===== Stored rows =====

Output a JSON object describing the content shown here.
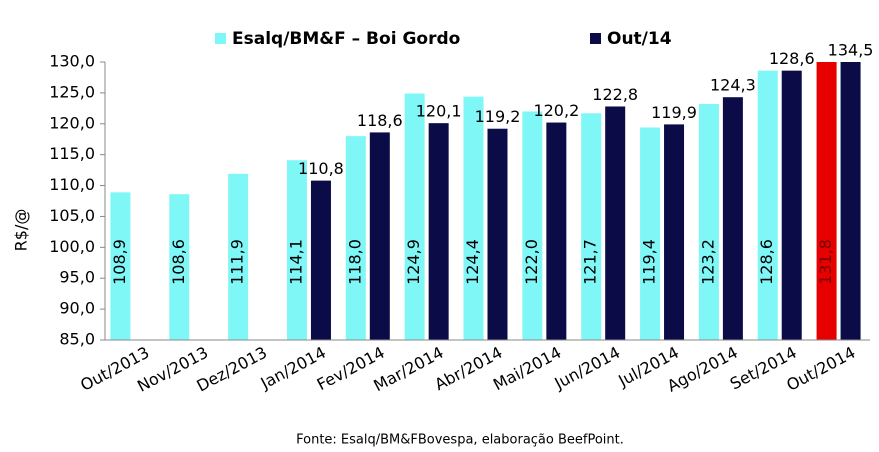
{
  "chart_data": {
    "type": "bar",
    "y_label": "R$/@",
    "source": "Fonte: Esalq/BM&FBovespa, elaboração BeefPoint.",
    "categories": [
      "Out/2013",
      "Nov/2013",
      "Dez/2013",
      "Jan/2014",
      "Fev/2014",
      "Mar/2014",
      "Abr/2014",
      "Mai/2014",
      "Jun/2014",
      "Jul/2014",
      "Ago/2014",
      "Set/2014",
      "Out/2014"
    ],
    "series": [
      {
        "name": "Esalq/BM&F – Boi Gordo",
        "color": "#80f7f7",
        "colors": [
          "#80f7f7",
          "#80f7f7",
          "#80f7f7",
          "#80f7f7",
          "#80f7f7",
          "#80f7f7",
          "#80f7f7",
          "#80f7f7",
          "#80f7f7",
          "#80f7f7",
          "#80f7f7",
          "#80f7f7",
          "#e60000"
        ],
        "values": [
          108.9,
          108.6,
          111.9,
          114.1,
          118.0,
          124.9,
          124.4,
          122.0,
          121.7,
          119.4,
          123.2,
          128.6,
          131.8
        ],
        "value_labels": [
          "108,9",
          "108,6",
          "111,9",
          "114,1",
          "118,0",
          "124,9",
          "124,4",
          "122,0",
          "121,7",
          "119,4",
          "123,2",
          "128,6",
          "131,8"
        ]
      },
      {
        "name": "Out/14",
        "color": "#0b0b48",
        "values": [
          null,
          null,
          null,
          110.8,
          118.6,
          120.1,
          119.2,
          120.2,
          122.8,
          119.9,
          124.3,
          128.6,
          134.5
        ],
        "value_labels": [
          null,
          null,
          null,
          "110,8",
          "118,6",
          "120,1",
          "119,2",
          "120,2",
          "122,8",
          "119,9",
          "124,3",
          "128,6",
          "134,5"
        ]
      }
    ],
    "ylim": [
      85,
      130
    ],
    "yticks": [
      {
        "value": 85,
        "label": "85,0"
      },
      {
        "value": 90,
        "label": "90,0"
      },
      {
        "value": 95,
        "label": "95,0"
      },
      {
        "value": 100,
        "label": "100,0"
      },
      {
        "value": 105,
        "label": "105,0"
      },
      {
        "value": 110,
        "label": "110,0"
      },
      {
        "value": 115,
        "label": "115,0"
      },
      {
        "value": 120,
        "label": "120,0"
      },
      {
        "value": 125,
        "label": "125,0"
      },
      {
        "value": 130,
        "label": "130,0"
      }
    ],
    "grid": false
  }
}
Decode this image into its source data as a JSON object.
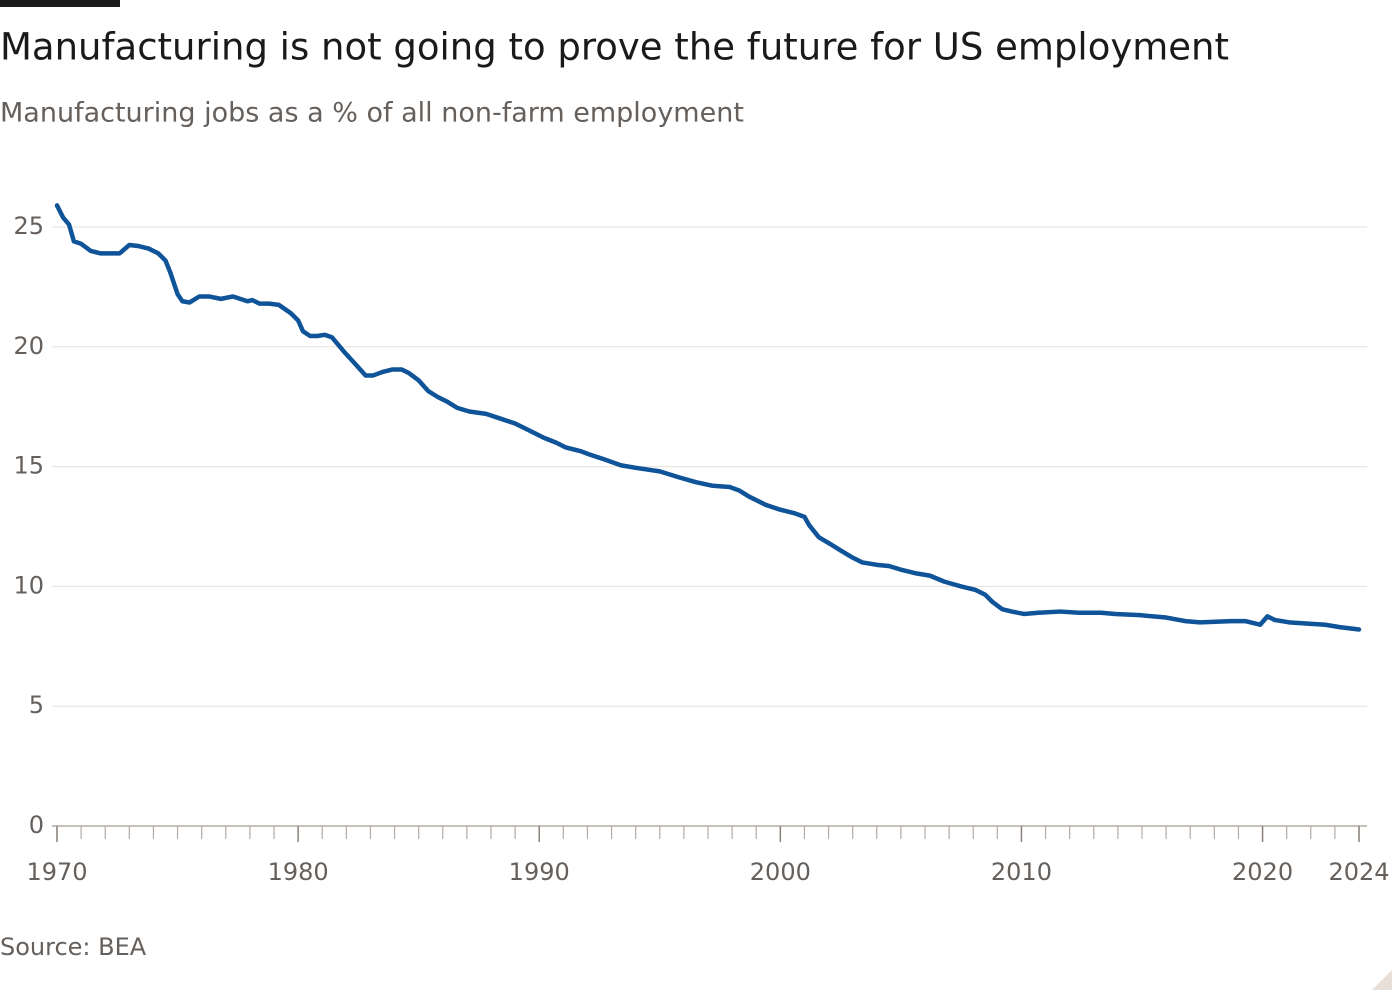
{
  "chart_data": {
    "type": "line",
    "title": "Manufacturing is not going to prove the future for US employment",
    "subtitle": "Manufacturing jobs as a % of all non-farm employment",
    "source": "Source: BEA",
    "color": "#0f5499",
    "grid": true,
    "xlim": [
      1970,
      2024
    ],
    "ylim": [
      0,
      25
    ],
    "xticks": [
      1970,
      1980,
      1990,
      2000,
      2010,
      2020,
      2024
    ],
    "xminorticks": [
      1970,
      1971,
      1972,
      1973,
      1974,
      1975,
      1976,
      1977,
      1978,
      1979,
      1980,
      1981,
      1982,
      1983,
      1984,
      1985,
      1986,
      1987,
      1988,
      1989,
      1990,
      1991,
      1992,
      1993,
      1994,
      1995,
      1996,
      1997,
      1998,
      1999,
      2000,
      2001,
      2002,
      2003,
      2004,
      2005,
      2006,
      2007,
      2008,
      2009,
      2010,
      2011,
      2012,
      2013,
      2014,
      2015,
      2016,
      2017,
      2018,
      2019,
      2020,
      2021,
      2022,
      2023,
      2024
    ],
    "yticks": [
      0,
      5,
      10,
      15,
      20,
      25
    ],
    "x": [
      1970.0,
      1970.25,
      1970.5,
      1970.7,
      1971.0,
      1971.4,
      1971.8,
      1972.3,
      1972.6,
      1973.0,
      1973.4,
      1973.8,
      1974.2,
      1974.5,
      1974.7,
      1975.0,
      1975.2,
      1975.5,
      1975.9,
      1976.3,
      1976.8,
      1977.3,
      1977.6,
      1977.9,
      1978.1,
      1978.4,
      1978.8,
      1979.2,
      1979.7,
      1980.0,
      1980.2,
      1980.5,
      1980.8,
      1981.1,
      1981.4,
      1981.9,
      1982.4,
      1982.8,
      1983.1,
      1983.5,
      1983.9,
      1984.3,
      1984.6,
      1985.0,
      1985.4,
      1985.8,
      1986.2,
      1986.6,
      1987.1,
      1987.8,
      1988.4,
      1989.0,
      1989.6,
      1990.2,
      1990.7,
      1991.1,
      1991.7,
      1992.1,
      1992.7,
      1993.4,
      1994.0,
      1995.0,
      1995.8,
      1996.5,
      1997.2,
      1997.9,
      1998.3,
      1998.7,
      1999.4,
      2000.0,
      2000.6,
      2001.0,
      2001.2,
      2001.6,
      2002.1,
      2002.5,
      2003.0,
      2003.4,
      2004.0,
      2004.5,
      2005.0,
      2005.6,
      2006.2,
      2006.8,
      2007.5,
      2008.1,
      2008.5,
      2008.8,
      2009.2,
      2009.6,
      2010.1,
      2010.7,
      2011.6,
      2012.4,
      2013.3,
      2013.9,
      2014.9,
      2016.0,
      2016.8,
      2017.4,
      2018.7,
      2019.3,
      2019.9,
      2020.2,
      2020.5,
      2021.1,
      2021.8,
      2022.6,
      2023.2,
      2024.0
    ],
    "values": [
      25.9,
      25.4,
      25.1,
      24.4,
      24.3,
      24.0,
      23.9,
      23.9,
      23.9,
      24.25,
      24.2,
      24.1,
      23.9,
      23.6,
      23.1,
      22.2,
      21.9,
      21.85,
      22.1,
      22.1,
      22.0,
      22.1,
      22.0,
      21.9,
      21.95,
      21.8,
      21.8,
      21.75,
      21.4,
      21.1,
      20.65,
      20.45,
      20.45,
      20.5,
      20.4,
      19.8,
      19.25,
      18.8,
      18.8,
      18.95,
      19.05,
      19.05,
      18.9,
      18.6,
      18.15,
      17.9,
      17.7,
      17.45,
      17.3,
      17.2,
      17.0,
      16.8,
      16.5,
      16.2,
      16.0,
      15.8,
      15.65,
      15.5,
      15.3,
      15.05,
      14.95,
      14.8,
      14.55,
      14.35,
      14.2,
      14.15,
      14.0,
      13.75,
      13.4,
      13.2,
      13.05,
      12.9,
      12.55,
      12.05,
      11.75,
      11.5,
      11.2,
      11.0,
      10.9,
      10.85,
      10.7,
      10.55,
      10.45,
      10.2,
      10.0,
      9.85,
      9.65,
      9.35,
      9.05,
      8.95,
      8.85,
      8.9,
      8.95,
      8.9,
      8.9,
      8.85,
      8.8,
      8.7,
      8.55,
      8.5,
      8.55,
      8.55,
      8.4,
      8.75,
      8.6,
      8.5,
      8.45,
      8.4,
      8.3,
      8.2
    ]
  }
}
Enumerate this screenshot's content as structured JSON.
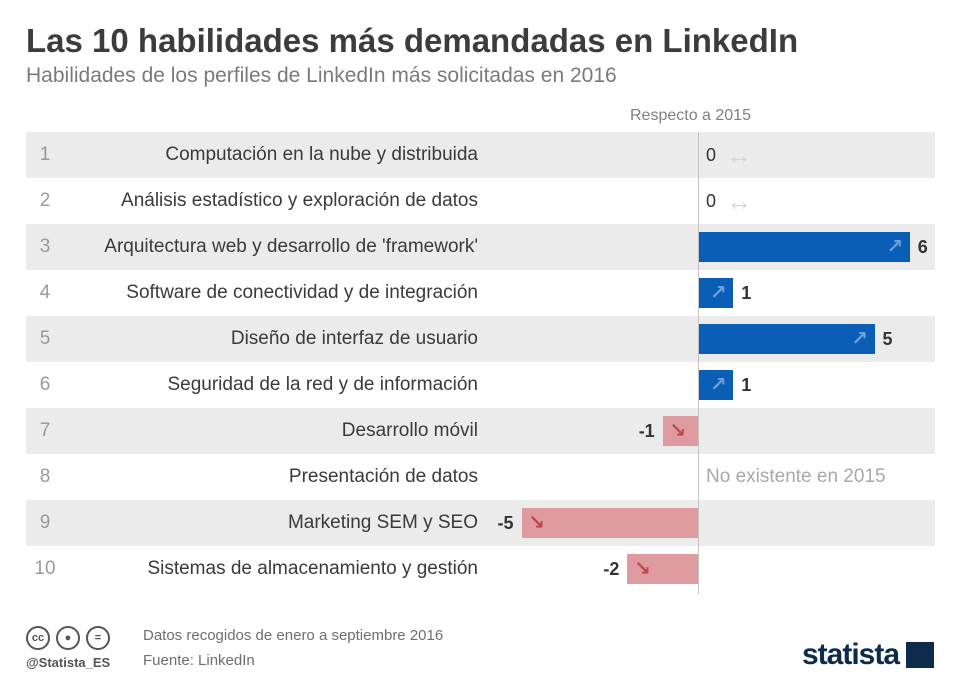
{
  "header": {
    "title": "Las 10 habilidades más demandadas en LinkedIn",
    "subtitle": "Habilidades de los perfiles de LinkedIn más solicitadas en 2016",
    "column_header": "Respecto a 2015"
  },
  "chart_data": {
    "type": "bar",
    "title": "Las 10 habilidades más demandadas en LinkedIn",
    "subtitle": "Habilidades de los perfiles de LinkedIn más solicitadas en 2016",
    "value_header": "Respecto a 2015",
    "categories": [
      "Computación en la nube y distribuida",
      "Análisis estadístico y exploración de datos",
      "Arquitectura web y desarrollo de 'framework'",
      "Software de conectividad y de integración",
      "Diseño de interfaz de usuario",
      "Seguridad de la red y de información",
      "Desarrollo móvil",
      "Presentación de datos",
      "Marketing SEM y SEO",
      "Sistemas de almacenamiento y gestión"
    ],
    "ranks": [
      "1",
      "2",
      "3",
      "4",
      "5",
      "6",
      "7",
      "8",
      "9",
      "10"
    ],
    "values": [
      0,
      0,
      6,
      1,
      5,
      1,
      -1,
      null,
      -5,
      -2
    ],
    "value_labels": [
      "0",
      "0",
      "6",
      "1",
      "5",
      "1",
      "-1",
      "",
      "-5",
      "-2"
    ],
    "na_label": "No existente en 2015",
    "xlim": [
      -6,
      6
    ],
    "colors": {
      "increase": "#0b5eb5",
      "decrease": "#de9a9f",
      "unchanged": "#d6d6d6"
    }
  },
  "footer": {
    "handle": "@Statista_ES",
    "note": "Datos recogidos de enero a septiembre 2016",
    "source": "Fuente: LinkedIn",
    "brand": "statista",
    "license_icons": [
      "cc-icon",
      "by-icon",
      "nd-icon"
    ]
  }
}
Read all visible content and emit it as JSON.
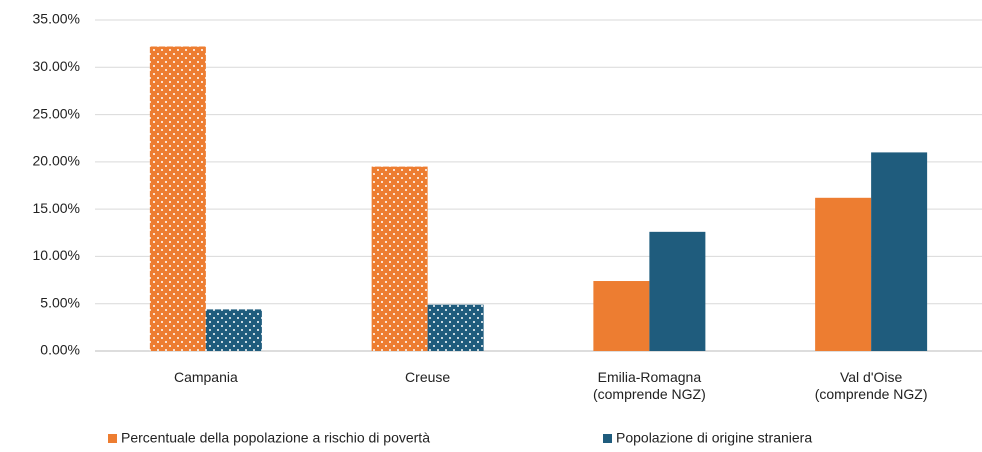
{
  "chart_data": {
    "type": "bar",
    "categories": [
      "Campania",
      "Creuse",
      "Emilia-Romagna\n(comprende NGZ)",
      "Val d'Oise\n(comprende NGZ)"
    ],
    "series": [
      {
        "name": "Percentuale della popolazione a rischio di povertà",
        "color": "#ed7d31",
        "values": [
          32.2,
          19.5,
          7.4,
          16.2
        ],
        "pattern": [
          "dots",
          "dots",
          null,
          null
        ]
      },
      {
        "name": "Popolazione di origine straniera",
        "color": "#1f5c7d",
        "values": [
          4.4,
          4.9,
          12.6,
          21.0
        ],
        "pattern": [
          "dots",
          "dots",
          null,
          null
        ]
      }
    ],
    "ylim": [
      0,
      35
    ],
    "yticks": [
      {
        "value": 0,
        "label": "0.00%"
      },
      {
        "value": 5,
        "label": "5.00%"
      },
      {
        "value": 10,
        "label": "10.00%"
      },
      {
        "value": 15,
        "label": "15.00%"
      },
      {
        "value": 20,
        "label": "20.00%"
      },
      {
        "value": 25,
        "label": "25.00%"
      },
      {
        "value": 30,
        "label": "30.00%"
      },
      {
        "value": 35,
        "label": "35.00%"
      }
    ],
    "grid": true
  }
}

=====

## Exercise:
Look for lines containing the string "JSON" and copy them all.

## Worked answer:
Output a JSON object describing the content shown here.
Decode this image into its source data as a JSON object.
Enumerate this screenshot's content as structured JSON.
Read all visible content and emit it as JSON.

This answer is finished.